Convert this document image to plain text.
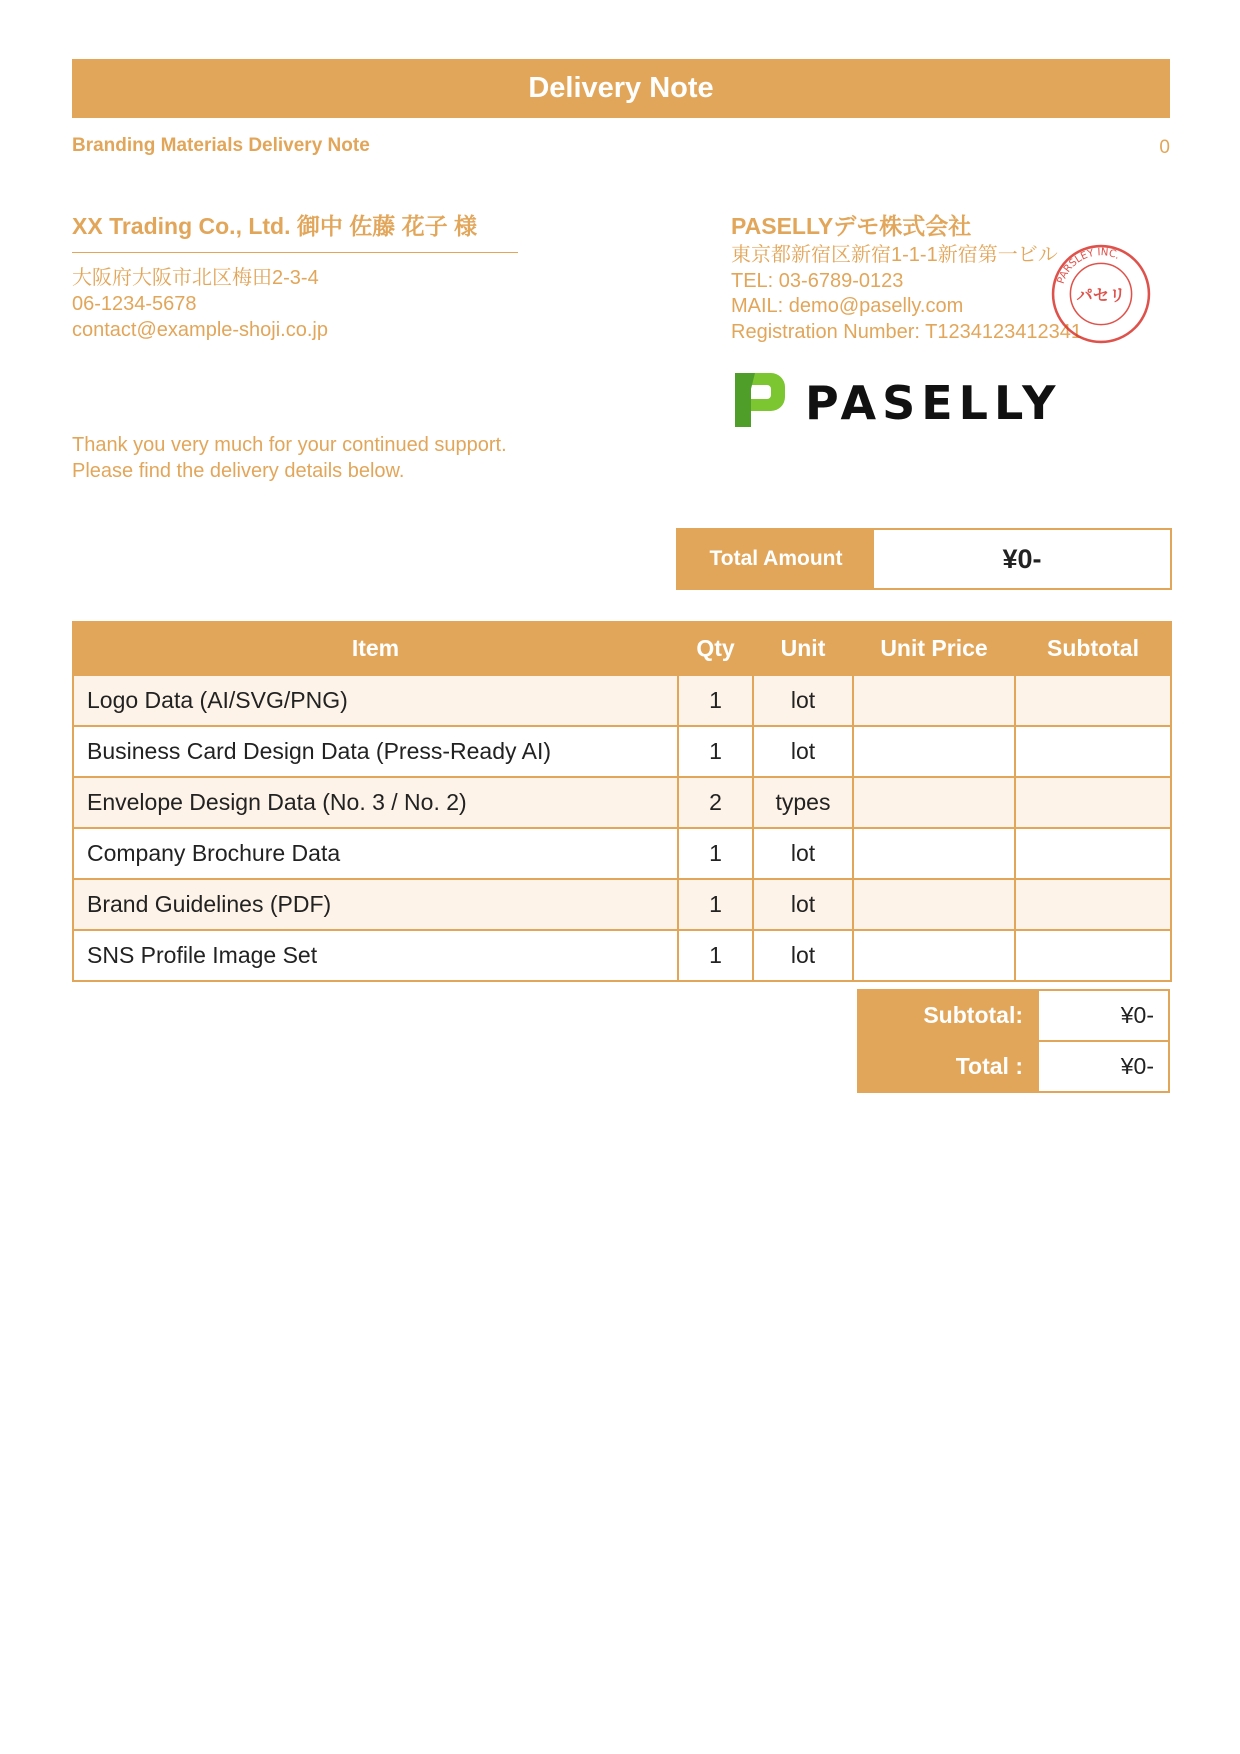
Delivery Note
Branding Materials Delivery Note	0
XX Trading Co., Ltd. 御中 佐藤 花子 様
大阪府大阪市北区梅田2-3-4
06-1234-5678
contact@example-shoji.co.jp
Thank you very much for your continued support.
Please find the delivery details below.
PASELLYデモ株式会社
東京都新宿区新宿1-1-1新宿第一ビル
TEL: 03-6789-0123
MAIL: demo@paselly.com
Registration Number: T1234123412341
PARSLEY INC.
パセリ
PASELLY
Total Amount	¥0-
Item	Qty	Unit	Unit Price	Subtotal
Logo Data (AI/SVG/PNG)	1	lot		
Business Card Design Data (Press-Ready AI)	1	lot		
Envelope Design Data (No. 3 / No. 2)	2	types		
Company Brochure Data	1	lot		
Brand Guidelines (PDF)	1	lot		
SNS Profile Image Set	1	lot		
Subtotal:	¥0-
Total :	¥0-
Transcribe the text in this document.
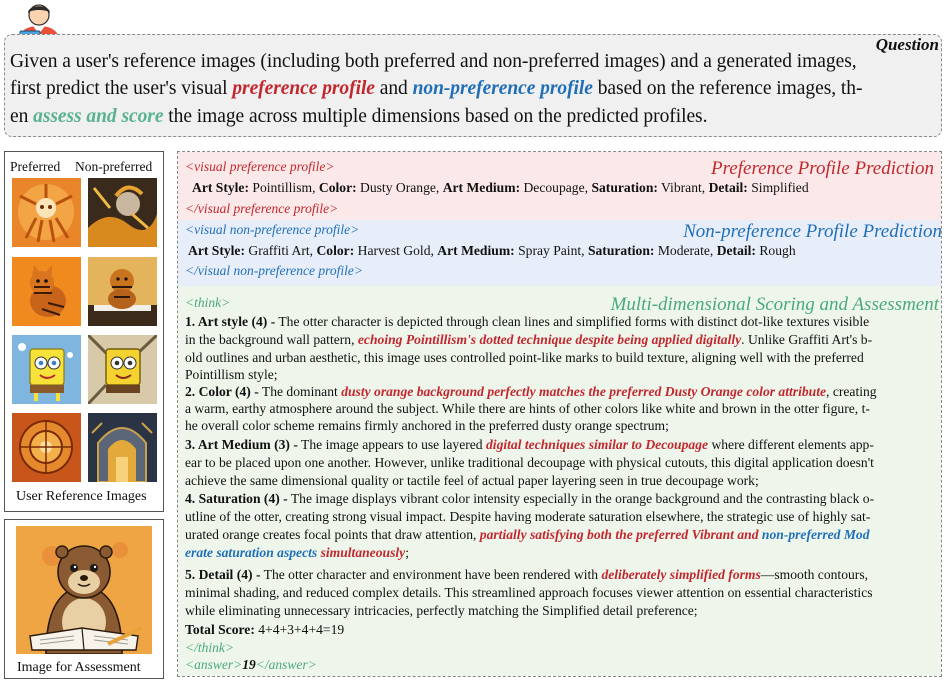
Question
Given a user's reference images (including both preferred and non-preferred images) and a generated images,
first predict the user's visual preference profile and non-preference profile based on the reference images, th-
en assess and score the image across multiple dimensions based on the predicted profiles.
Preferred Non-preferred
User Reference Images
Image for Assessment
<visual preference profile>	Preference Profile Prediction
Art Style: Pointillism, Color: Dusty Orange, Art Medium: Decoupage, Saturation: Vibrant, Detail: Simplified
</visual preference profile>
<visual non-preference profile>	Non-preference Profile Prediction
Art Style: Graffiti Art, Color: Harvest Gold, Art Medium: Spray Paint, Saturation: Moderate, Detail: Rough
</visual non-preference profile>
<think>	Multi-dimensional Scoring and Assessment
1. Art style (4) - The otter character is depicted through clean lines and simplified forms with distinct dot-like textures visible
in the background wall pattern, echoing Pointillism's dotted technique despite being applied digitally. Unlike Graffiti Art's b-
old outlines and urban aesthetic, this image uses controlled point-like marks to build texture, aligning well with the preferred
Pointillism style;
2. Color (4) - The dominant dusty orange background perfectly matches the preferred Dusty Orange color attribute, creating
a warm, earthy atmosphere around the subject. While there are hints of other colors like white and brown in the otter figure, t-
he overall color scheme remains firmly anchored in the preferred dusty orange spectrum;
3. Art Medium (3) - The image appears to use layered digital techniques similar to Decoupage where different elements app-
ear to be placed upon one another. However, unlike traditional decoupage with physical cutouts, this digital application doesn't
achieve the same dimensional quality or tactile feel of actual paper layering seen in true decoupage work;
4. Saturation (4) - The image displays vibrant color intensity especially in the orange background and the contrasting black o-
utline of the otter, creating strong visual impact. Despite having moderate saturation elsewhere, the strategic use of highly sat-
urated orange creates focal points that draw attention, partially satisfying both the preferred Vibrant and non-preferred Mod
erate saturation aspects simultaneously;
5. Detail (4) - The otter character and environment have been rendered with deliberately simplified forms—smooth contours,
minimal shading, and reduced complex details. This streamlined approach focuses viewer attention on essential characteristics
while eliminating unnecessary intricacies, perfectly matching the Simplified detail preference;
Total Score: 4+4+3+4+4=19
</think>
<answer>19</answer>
###
## Task requirements
Exactly reproduce the entries above, minus the pictures.

## Exercise answer
Convert this document image to plain text.
Delivery Note
Branding Materials Delivery Note	0
XX Trading Co., Ltd. 御中 佐藤 花子 様
大阪府大阪市北区梅田2-3-4
06-1234-5678
contact@example-shoji.co.jp
Thank you very much for your continued support.
Please find the delivery details below.
PASELLYデモ株式会社
東京都新宿区新宿1-1-1新宿第一ビル
TEL: 03-6789-0123
MAIL: demo@paselly.com
Registration Number: T1234123412341
PARSLEY INC.
パセリ
PASELLY
Total Amount	¥0-
Item	Qty	Unit	Unit Price	Subtotal
Logo Data (AI/SVG/PNG)	1	lot		
Business Card Design Data (Press-Ready AI)	1	lot		
Envelope Design Data (No. 3 / No. 2)	2	types		
Company Brochure Data	1	lot		
Brand Guidelines (PDF)	1	lot		
SNS Profile Image Set	1	lot		
Subtotal:	¥0-
Total :	¥0-
Transcribe the text in this document.
Question
Given a user's reference images (including both preferred and non-preferred images) and a generated images,
first predict the user's visual preference profile and non-preference profile based on the reference images, th-
en assess and score the image across multiple dimensions based on the predicted profiles.
Preferred Non-preferred
User Reference Images
Image for Assessment
<visual preference profile>	Preference Profile Prediction
Art Style: Pointillism, Color: Dusty Orange, Art Medium: Decoupage, Saturation: Vibrant, Detail: Simplified
</visual preference profile>
<visual non-preference profile>	Non-preference Profile Prediction
Art Style: Graffiti Art, Color: Harvest Gold, Art Medium: Spray Paint, Saturation: Moderate, Detail: Rough
</visual non-preference profile>
<think>	Multi-dimensional Scoring and Assessment
1. Art style (4) - The otter character is depicted through clean lines and simplified forms with distinct dot-like textures visible
in the background wall pattern, echoing Pointillism's dotted technique despite being applied digitally. Unlike Graffiti Art's b-
old outlines and urban aesthetic, this image uses controlled point-like marks to build texture, aligning well with the preferred
Pointillism style;
2. Color (4) - The dominant dusty orange background perfectly matches the preferred Dusty Orange color attribute, creating
a warm, earthy atmosphere around the subject. While there are hints of other colors like white and brown in the otter figure, t-
he overall color scheme remains firmly anchored in the preferred dusty orange spectrum;
3. Art Medium (3) - The image appears to use layered digital techniques similar to Decoupage where different elements app-
ear to be placed upon one another. However, unlike traditional decoupage with physical cutouts, this digital application doesn't
achieve the same dimensional quality or tactile feel of actual paper layering seen in true decoupage work;
4. Saturation (4) - The image displays vibrant color intensity especially in the orange background and the contrasting black o-
utline of the otter, creating strong visual impact. Despite having moderate saturation elsewhere, the strategic use of highly sat-
urated orange creates focal points that draw attention, partially satisfying both the preferred Vibrant and non-preferred Mod
erate saturation aspects simultaneously;
5. Detail (4) - The otter character and environment have been rendered with deliberately simplified forms—smooth contours,
minimal shading, and reduced complex details. This streamlined approach focuses viewer attention on essential characteristics
while eliminating unnecessary intricacies, perfectly matching the Simplified detail preference;
Total Score: 4+4+3+4+4=19
</think>
<answer>19</answer>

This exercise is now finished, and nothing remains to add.